» **Objective**
Give all the lines below again, exactly, with no pictures.

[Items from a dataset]
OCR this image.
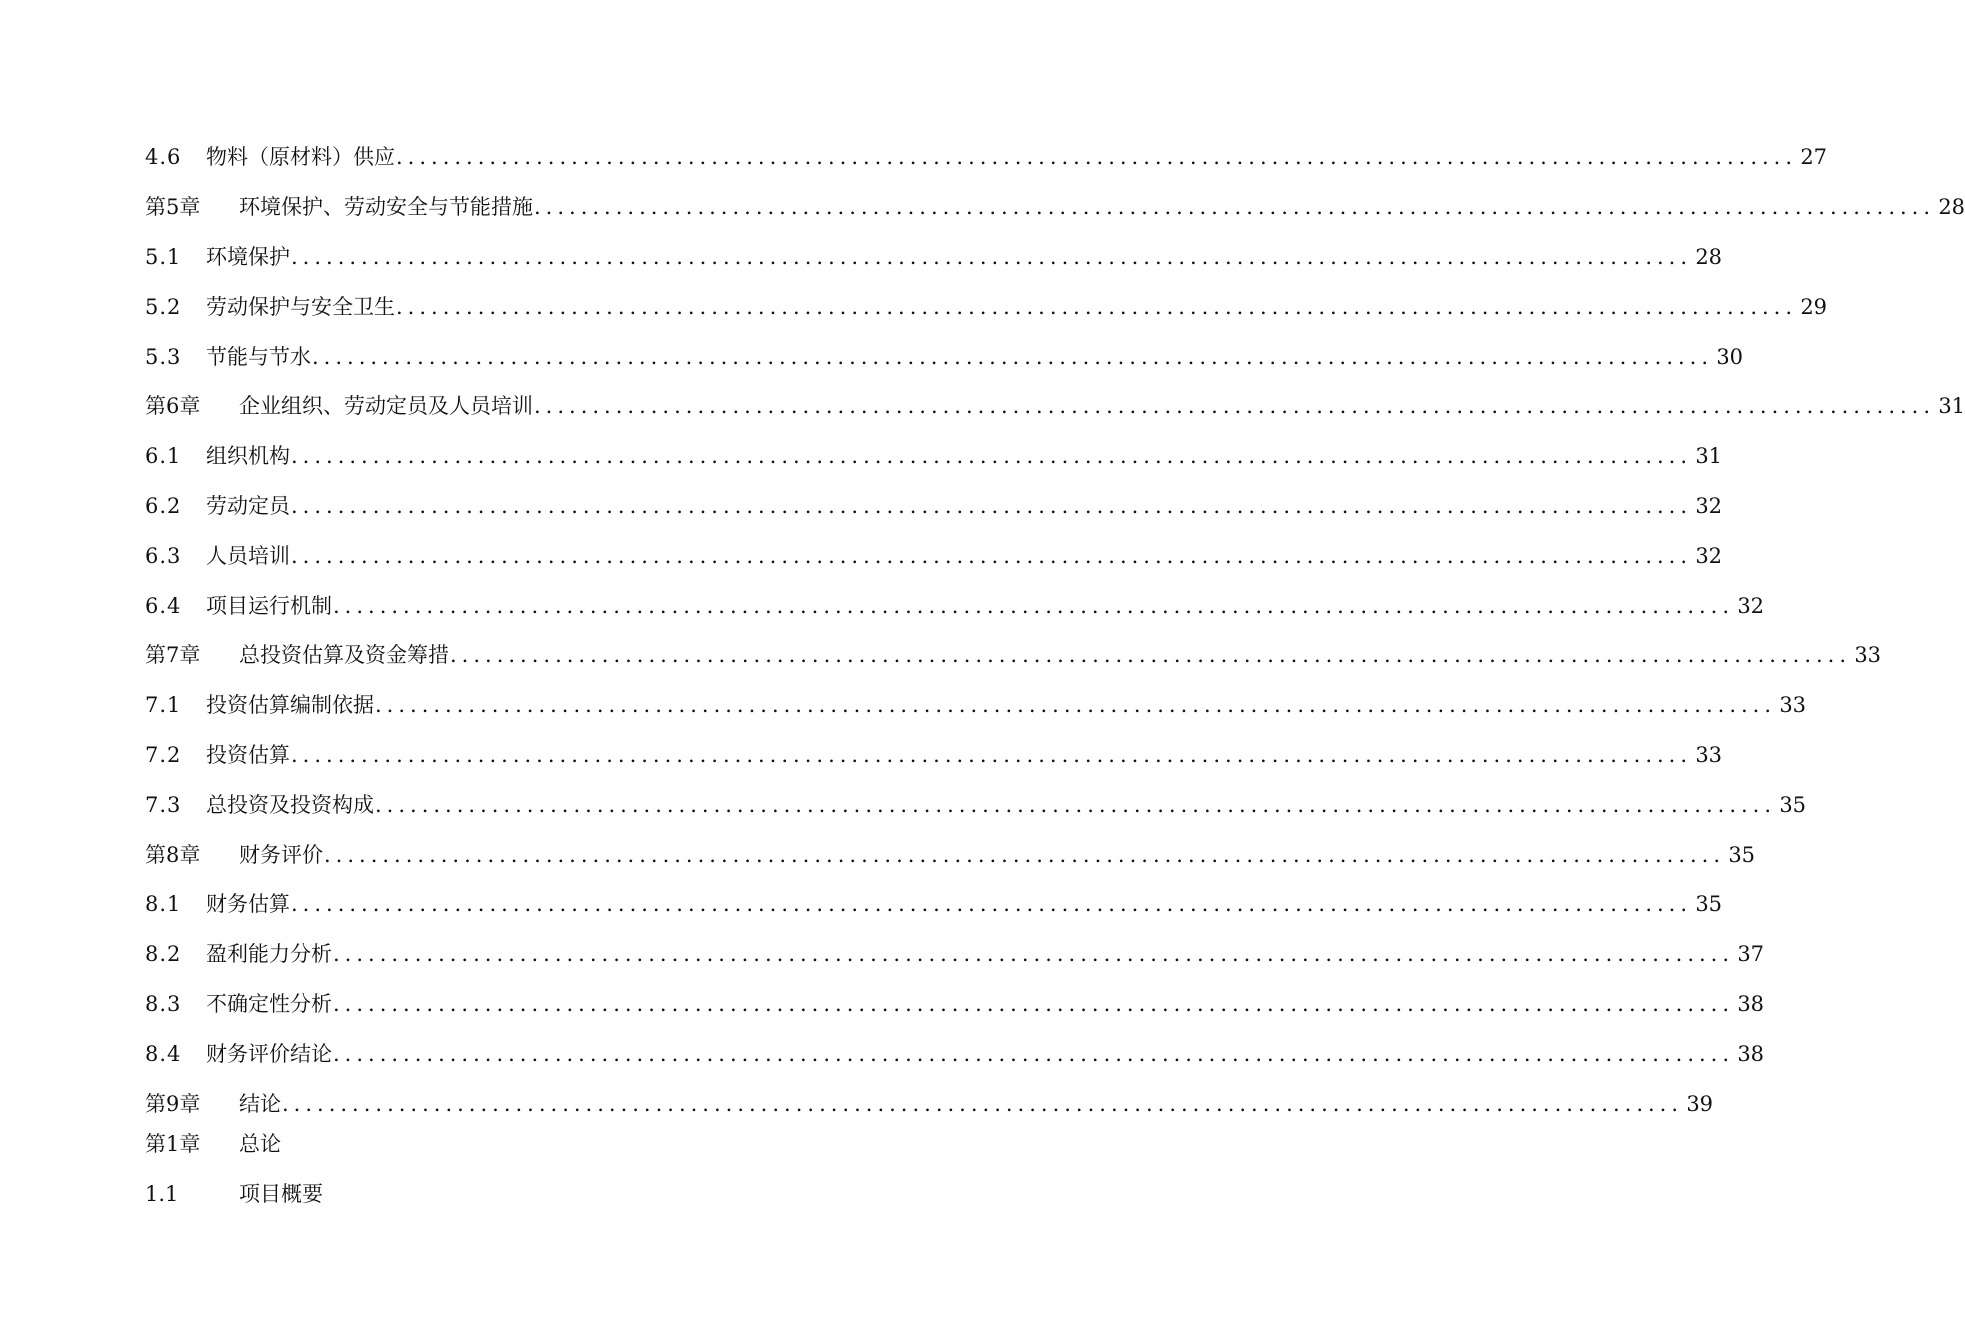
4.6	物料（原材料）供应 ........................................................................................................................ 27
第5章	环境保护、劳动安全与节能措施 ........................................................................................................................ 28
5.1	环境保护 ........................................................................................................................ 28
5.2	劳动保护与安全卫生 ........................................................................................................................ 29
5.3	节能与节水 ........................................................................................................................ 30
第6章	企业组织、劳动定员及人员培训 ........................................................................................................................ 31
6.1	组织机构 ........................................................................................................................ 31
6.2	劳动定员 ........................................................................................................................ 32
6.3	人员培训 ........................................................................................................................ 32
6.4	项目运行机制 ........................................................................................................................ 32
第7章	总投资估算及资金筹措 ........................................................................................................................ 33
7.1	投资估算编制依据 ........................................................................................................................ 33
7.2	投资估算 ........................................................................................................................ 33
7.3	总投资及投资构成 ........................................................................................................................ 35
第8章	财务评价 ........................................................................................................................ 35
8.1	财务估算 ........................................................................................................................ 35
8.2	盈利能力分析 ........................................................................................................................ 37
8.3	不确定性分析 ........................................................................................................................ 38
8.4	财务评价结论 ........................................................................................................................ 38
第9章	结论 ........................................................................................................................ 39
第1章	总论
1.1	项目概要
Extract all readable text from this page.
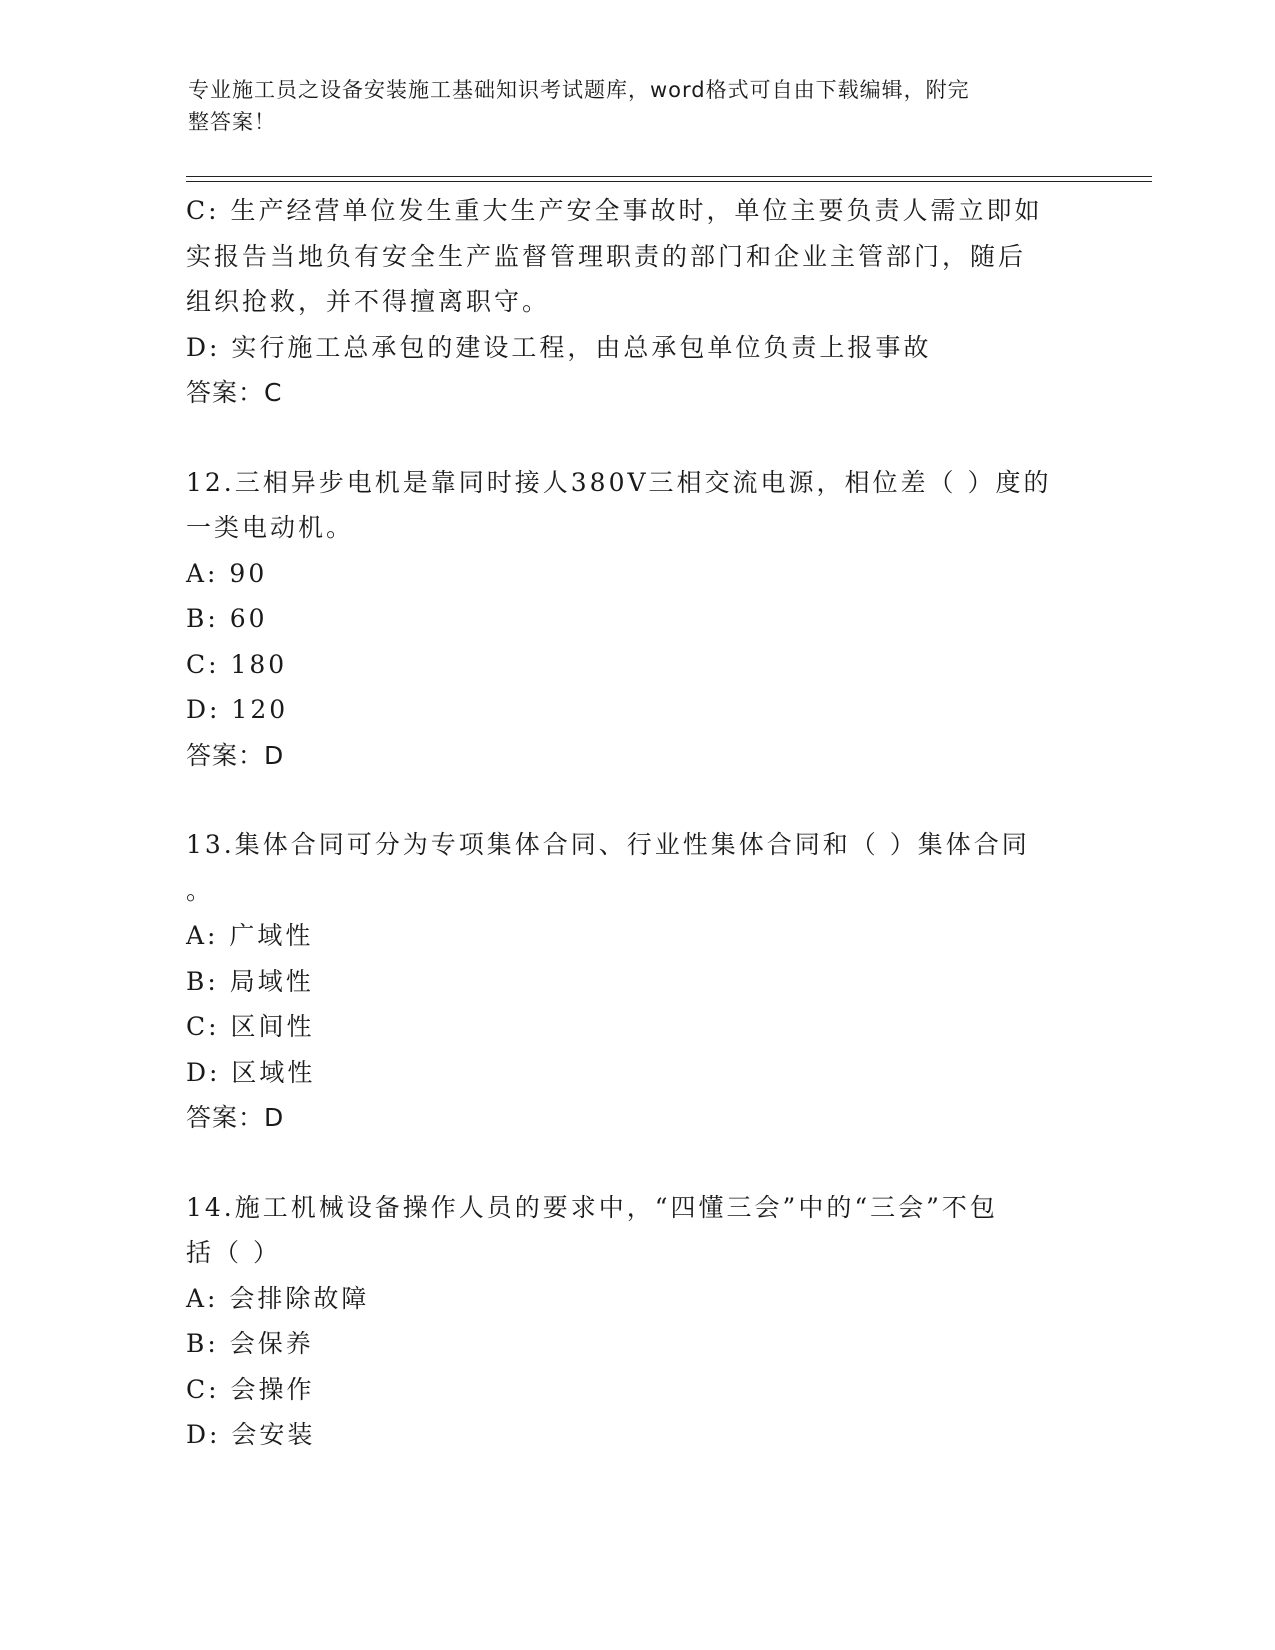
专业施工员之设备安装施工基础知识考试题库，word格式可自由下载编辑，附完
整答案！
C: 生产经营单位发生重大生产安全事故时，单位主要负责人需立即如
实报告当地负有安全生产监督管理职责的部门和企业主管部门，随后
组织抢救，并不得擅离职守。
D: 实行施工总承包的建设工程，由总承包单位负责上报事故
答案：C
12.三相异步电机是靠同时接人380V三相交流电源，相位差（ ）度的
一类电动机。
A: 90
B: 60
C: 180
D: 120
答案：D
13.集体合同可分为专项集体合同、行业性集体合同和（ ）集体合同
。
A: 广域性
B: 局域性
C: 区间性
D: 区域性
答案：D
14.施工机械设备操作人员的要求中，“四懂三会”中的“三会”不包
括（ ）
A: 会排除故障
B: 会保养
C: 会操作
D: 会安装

» **Solved exercise**
OCR this image.
4.6	物料（原材料）供应 ........................................................................................................................ 27
第5章	环境保护、劳动安全与节能措施 ........................................................................................................................ 28
5.1	环境保护 ........................................................................................................................ 28
5.2	劳动保护与安全卫生 ........................................................................................................................ 29
5.3	节能与节水 ........................................................................................................................ 30
第6章	企业组织、劳动定员及人员培训 ........................................................................................................................ 31
6.1	组织机构 ........................................................................................................................ 31
6.2	劳动定员 ........................................................................................................................ 32
6.3	人员培训 ........................................................................................................................ 32
6.4	项目运行机制 ........................................................................................................................ 32
第7章	总投资估算及资金筹措 ........................................................................................................................ 33
7.1	投资估算编制依据 ........................................................................................................................ 33
7.2	投资估算 ........................................................................................................................ 33
7.3	总投资及投资构成 ........................................................................................................................ 35
第8章	财务评价 ........................................................................................................................ 35
8.1	财务估算 ........................................................................................................................ 35
8.2	盈利能力分析 ........................................................................................................................ 37
8.3	不确定性分析 ........................................................................................................................ 38
8.4	财务评价结论 ........................................................................................................................ 38
第9章	结论 ........................................................................................................................ 39
第1章	总论
1.1	项目概要
Extract all readable text from this page.
专业施工员之设备安装施工基础知识考试题库，word格式可自由下载编辑，附完
整答案！
C: 生产经营单位发生重大生产安全事故时，单位主要负责人需立即如
实报告当地负有安全生产监督管理职责的部门和企业主管部门，随后
组织抢救，并不得擅离职守。
D: 实行施工总承包的建设工程，由总承包单位负责上报事故
答案：C
12.三相异步电机是靠同时接人380V三相交流电源，相位差（ ）度的
一类电动机。
A: 90
B: 60
C: 180
D: 120
答案：D
13.集体合同可分为专项集体合同、行业性集体合同和（ ）集体合同
。
A: 广域性
B: 局域性
C: 区间性
D: 区域性
答案：D
14.施工机械设备操作人员的要求中，“四懂三会”中的“三会”不包
括（ ）
A: 会排除故障
B: 会保养
C: 会操作
D: 会安装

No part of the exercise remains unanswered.